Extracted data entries

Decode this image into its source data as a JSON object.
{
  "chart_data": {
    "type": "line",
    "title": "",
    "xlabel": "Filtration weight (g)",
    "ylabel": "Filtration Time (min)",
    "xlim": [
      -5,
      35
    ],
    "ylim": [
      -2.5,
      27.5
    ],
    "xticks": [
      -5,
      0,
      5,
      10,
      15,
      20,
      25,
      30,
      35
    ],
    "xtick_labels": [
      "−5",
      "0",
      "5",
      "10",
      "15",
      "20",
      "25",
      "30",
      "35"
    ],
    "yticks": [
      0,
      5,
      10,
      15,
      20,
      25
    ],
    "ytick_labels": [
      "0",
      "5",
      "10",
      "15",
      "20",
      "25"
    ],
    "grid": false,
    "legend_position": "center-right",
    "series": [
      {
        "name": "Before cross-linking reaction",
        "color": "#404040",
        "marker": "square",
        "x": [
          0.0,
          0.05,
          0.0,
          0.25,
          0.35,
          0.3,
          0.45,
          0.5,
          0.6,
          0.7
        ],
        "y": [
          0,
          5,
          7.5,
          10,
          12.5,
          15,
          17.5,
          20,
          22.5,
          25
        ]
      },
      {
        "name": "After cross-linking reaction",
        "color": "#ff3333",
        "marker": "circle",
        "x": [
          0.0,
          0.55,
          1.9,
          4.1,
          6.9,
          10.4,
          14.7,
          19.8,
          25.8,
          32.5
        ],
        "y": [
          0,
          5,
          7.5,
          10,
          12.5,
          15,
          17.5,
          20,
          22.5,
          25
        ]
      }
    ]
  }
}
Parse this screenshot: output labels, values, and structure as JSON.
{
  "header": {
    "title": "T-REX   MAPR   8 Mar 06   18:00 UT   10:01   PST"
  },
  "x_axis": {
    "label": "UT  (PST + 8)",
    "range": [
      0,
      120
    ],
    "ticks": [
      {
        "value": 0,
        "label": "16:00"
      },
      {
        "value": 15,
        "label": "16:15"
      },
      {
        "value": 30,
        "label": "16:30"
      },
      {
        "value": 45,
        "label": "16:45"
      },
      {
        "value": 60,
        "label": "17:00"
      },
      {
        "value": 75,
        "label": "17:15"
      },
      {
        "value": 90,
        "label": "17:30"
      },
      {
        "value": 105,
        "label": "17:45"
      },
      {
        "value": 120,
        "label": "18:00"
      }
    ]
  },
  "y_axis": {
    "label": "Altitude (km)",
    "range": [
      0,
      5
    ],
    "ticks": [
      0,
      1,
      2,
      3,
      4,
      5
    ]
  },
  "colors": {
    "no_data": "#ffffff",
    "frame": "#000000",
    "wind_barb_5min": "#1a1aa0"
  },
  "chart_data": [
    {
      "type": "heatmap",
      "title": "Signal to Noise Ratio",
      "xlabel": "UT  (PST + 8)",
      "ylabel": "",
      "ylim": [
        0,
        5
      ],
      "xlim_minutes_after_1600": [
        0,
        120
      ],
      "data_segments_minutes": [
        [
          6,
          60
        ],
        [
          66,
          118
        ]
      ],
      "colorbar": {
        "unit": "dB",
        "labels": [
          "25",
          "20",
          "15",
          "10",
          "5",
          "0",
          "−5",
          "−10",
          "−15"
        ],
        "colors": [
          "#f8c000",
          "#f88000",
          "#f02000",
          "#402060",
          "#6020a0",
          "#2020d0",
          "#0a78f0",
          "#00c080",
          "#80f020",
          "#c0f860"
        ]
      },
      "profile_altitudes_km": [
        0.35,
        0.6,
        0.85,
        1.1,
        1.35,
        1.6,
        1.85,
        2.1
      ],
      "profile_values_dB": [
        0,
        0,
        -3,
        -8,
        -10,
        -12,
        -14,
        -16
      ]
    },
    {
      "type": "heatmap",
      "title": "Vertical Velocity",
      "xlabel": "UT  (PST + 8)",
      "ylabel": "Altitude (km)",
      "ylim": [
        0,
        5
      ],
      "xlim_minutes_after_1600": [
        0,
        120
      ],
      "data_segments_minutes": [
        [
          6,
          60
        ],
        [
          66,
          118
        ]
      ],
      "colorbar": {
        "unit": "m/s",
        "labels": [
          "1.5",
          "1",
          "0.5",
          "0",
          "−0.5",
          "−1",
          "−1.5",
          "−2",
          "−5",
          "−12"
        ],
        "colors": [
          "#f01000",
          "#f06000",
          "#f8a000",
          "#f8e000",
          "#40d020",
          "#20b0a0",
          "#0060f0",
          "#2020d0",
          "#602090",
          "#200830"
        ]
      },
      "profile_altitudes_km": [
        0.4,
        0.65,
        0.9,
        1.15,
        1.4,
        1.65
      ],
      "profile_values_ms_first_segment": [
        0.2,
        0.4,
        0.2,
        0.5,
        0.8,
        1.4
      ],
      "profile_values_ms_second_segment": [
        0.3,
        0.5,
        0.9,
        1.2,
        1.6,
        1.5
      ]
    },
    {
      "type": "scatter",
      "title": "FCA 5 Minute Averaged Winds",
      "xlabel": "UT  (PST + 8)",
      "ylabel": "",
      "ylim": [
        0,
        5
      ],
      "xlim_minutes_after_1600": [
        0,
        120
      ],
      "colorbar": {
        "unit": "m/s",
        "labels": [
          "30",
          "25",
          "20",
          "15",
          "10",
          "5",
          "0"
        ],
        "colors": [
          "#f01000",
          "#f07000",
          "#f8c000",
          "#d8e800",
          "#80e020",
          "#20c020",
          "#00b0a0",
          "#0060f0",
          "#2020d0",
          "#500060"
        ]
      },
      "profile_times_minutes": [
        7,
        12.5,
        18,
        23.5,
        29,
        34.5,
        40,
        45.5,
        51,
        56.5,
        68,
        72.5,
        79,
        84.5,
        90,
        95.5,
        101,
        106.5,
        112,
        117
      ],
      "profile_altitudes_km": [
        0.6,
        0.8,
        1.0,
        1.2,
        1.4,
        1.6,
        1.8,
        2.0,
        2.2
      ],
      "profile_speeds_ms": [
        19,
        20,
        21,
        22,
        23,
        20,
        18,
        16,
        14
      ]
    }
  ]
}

GOAL OF THE EXERCISE - Exactly as written above, please repeat the entries.

EXERCISE SOLUTION -
Decode this image into its source data as a JSON object.
{
  "chart_data": {
    "type": "line",
    "title": "",
    "xlabel": "Filtration weight (g)",
    "ylabel": "Filtration Time (min)",
    "xlim": [
      -5,
      35
    ],
    "ylim": [
      -2.5,
      27.5
    ],
    "xticks": [
      -5,
      0,
      5,
      10,
      15,
      20,
      25,
      30,
      35
    ],
    "xtick_labels": [
      "−5",
      "0",
      "5",
      "10",
      "15",
      "20",
      "25",
      "30",
      "35"
    ],
    "yticks": [
      0,
      5,
      10,
      15,
      20,
      25
    ],
    "ytick_labels": [
      "0",
      "5",
      "10",
      "15",
      "20",
      "25"
    ],
    "grid": false,
    "legend_position": "center-right",
    "series": [
      {
        "name": "Before cross-linking reaction",
        "color": "#404040",
        "marker": "square",
        "x": [
          0.0,
          0.05,
          0.0,
          0.25,
          0.35,
          0.3,
          0.45,
          0.5,
          0.6,
          0.7
        ],
        "y": [
          0,
          5,
          7.5,
          10,
          12.5,
          15,
          17.5,
          20,
          22.5,
          25
        ]
      },
      {
        "name": "After cross-linking reaction",
        "color": "#ff3333",
        "marker": "circle",
        "x": [
          0.0,
          0.55,
          1.9,
          4.1,
          6.9,
          10.4,
          14.7,
          19.8,
          25.8,
          32.5
        ],
        "y": [
          0,
          5,
          7.5,
          10,
          12.5,
          15,
          17.5,
          20,
          22.5,
          25
        ]
      }
    ]
  }
}
Parse this screenshot: output labels, values, and structure as JSON.
{
  "header": {
    "title": "T-REX   MAPR   8 Mar 06   18:00 UT   10:01   PST"
  },
  "x_axis": {
    "label": "UT  (PST + 8)",
    "range": [
      0,
      120
    ],
    "ticks": [
      {
        "value": 0,
        "label": "16:00"
      },
      {
        "value": 15,
        "label": "16:15"
      },
      {
        "value": 30,
        "label": "16:30"
      },
      {
        "value": 45,
        "label": "16:45"
      },
      {
        "value": 60,
        "label": "17:00"
      },
      {
        "value": 75,
        "label": "17:15"
      },
      {
        "value": 90,
        "label": "17:30"
      },
      {
        "value": 105,
        "label": "17:45"
      },
      {
        "value": 120,
        "label": "18:00"
      }
    ]
  },
  "y_axis": {
    "label": "Altitude (km)",
    "range": [
      0,
      5
    ],
    "ticks": [
      0,
      1,
      2,
      3,
      4,
      5
    ]
  },
  "colors": {
    "no_data": "#ffffff",
    "frame": "#000000",
    "wind_barb_5min": "#1a1aa0"
  },
  "chart_data": [
    {
      "type": "heatmap",
      "title": "Signal to Noise Ratio",
      "xlabel": "UT  (PST + 8)",
      "ylabel": "",
      "ylim": [
        0,
        5
      ],
      "xlim_minutes_after_1600": [
        0,
        120
      ],
      "data_segments_minutes": [
        [
          6,
          60
        ],
        [
          66,
          118
        ]
      ],
      "colorbar": {
        "unit": "dB",
        "labels": [
          "25",
          "20",
          "15",
          "10",
          "5",
          "0",
          "−5",
          "−10",
          "−15"
        ],
        "colors": [
          "#f8c000",
          "#f88000",
          "#f02000",
          "#402060",
          "#6020a0",
          "#2020d0",
          "#0a78f0",
          "#00c080",
          "#80f020",
          "#c0f860"
        ]
      },
      "profile_altitudes_km": [
        0.35,
        0.6,
        0.85,
        1.1,
        1.35,
        1.6,
        1.85,
        2.1
      ],
      "profile_values_dB": [
        0,
        0,
        -3,
        -8,
        -10,
        -12,
        -14,
        -16
      ]
    },
    {
      "type": "heatmap",
      "title": "Vertical Velocity",
      "xlabel": "UT  (PST + 8)",
      "ylabel": "Altitude (km)",
      "ylim": [
        0,
        5
      ],
      "xlim_minutes_after_1600": [
        0,
        120
      ],
      "data_segments_minutes": [
        [
          6,
          60
        ],
        [
          66,
          118
        ]
      ],
      "colorbar": {
        "unit": "m/s",
        "labels": [
          "1.5",
          "1",
          "0.5",
          "0",
          "−0.5",
          "−1",
          "−1.5",
          "−2",
          "−5",
          "−12"
        ],
        "colors": [
          "#f01000",
          "#f06000",
          "#f8a000",
          "#f8e000",
          "#40d020",
          "#20b0a0",
          "#0060f0",
          "#2020d0",
          "#602090",
          "#200830"
        ]
      },
      "profile_altitudes_km": [
        0.4,
        0.65,
        0.9,
        1.15,
        1.4,
        1.65
      ],
      "profile_values_ms_first_segment": [
        0.2,
        0.4,
        0.2,
        0.5,
        0.8,
        1.4
      ],
      "profile_values_ms_second_segment": [
        0.3,
        0.5,
        0.9,
        1.2,
        1.6,
        1.5
      ]
    },
    {
      "type": "scatter",
      "title": "FCA 5 Minute Averaged Winds",
      "xlabel": "UT  (PST + 8)",
      "ylabel": "",
      "ylim": [
        0,
        5
      ],
      "xlim_minutes_after_1600": [
        0,
        120
      ],
      "colorbar": {
        "unit": "m/s",
        "labels": [
          "30",
          "25",
          "20",
          "15",
          "10",
          "5",
          "0"
        ],
        "colors": [
          "#f01000",
          "#f07000",
          "#f8c000",
          "#d8e800",
          "#80e020",
          "#20c020",
          "#00b0a0",
          "#0060f0",
          "#2020d0",
          "#500060"
        ]
      },
      "profile_times_minutes": [
        7,
        12.5,
        18,
        23.5,
        29,
        34.5,
        40,
        45.5,
        51,
        56.5,
        68,
        72.5,
        79,
        84.5,
        90,
        95.5,
        101,
        106.5,
        112,
        117
      ],
      "profile_altitudes_km": [
        0.6,
        0.8,
        1.0,
        1.2,
        1.4,
        1.6,
        1.8,
        2.0,
        2.2
      ],
      "profile_speeds_ms": [
        19,
        20,
        21,
        22,
        23,
        20,
        18,
        16,
        14
      ]
    }
  ]
}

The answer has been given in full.